-------- Data supplied

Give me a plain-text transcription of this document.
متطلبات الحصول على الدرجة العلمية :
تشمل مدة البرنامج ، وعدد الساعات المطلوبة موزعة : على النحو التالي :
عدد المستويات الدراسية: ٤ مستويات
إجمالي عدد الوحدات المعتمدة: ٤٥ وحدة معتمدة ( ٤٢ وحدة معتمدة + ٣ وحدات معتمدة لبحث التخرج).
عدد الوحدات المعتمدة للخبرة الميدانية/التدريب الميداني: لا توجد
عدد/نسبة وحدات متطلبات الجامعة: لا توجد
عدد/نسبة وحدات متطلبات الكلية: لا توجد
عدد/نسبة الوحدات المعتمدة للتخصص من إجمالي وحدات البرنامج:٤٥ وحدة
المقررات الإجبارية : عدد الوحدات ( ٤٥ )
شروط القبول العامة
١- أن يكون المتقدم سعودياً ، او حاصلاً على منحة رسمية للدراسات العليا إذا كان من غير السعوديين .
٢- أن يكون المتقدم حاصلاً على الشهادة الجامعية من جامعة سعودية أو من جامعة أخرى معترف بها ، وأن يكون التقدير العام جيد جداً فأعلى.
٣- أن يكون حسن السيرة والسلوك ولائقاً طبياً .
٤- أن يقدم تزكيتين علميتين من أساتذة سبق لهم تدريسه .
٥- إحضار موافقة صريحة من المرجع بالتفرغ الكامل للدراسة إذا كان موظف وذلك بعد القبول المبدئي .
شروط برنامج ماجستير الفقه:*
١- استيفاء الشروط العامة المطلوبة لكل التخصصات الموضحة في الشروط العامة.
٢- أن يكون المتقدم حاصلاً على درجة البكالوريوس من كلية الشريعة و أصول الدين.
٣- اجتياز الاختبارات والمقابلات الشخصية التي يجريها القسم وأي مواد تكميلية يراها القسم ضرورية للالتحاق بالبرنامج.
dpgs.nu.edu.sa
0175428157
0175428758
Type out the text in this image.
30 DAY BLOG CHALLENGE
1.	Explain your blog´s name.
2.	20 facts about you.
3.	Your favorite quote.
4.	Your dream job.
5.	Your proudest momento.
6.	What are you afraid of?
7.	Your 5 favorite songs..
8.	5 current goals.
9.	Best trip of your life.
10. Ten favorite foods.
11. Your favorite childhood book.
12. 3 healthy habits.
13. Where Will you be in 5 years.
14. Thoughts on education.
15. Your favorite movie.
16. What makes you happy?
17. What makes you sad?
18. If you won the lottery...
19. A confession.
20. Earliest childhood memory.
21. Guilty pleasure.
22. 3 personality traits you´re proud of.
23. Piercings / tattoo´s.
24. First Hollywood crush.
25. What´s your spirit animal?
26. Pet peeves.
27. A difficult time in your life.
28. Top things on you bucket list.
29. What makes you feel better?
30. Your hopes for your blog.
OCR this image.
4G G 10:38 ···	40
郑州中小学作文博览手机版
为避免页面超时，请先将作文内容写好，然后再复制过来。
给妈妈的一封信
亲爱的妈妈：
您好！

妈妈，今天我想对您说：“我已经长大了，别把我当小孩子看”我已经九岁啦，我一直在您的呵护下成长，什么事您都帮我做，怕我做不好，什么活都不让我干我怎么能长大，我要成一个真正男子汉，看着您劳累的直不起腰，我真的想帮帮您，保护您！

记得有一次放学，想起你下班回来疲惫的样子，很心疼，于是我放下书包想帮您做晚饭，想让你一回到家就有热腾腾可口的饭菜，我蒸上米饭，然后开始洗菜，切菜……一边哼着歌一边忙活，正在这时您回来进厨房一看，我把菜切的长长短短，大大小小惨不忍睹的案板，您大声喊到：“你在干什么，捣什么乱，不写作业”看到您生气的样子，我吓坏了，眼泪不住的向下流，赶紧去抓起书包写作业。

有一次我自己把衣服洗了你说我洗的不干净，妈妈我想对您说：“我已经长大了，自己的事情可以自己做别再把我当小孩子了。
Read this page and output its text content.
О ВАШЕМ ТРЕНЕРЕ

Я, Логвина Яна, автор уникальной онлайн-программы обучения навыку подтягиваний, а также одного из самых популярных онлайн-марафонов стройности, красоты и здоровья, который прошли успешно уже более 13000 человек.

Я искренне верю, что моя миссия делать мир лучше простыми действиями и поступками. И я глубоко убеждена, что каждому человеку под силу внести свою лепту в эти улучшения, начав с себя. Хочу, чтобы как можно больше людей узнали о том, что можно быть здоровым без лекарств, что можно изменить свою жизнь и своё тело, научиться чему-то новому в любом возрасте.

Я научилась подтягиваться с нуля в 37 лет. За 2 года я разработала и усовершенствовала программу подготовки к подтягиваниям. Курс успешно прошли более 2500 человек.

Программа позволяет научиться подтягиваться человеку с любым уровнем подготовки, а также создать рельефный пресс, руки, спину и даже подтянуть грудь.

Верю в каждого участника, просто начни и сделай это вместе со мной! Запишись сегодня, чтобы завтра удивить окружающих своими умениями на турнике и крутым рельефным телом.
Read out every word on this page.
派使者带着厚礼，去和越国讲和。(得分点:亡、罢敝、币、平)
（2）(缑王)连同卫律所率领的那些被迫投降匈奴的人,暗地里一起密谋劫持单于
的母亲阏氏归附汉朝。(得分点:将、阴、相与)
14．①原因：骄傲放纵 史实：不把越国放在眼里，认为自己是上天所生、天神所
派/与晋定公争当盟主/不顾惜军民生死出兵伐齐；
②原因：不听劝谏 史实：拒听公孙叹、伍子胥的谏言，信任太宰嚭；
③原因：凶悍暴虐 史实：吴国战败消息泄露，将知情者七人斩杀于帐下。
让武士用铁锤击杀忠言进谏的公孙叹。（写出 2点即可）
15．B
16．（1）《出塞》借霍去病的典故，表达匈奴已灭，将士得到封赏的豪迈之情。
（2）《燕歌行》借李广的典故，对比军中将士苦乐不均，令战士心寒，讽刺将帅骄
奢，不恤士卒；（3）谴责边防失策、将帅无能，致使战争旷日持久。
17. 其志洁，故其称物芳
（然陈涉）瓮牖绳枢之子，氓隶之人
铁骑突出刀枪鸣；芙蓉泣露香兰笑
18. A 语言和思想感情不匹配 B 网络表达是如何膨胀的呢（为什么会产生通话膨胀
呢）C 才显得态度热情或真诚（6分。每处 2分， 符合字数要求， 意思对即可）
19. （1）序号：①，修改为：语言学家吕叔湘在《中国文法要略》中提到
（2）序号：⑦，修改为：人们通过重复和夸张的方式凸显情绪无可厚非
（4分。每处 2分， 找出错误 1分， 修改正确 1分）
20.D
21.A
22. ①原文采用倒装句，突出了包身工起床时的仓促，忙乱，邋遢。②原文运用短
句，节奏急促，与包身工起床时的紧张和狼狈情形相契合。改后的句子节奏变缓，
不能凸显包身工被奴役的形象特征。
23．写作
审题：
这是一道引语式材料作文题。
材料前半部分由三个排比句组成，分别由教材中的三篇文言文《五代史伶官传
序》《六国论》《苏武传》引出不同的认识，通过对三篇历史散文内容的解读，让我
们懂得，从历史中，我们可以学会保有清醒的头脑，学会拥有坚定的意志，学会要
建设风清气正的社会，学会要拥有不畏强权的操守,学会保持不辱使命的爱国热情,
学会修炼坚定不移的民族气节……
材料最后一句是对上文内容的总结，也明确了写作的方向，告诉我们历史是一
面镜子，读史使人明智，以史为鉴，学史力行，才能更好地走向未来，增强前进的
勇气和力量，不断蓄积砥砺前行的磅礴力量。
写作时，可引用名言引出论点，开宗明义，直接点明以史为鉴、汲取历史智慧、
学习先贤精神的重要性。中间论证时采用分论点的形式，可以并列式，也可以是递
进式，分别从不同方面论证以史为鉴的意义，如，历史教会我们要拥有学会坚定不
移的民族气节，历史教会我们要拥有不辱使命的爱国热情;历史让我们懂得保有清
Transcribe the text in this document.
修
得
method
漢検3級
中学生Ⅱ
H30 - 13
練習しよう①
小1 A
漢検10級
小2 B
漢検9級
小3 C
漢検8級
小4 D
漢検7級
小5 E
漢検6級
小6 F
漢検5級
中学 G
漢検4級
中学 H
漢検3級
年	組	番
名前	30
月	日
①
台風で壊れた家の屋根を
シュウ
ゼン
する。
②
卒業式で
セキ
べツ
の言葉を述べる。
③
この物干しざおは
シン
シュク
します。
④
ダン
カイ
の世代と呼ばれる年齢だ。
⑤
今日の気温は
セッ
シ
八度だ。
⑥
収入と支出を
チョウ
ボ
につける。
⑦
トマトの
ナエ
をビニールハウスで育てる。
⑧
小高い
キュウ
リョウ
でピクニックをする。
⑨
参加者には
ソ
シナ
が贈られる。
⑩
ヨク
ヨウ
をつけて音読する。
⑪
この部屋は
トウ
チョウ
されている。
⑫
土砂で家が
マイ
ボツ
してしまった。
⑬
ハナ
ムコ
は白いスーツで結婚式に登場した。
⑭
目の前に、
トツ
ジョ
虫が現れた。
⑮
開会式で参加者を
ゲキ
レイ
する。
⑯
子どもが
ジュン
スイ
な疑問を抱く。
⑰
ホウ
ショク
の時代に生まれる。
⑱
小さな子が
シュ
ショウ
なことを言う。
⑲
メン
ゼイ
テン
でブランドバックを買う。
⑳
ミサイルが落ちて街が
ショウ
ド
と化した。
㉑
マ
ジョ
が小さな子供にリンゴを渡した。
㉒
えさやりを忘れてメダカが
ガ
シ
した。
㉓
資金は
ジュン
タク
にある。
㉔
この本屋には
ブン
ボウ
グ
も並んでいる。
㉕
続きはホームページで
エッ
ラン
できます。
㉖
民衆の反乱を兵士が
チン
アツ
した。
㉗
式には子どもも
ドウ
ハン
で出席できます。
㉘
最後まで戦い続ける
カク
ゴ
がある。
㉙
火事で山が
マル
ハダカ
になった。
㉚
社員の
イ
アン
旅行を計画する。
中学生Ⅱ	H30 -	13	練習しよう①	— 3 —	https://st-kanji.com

----------------

# Exercise task
Which lines above contain the word "page"? Copy each of them.

# Task output
Read this page and output its text content.
Read out every word on this page.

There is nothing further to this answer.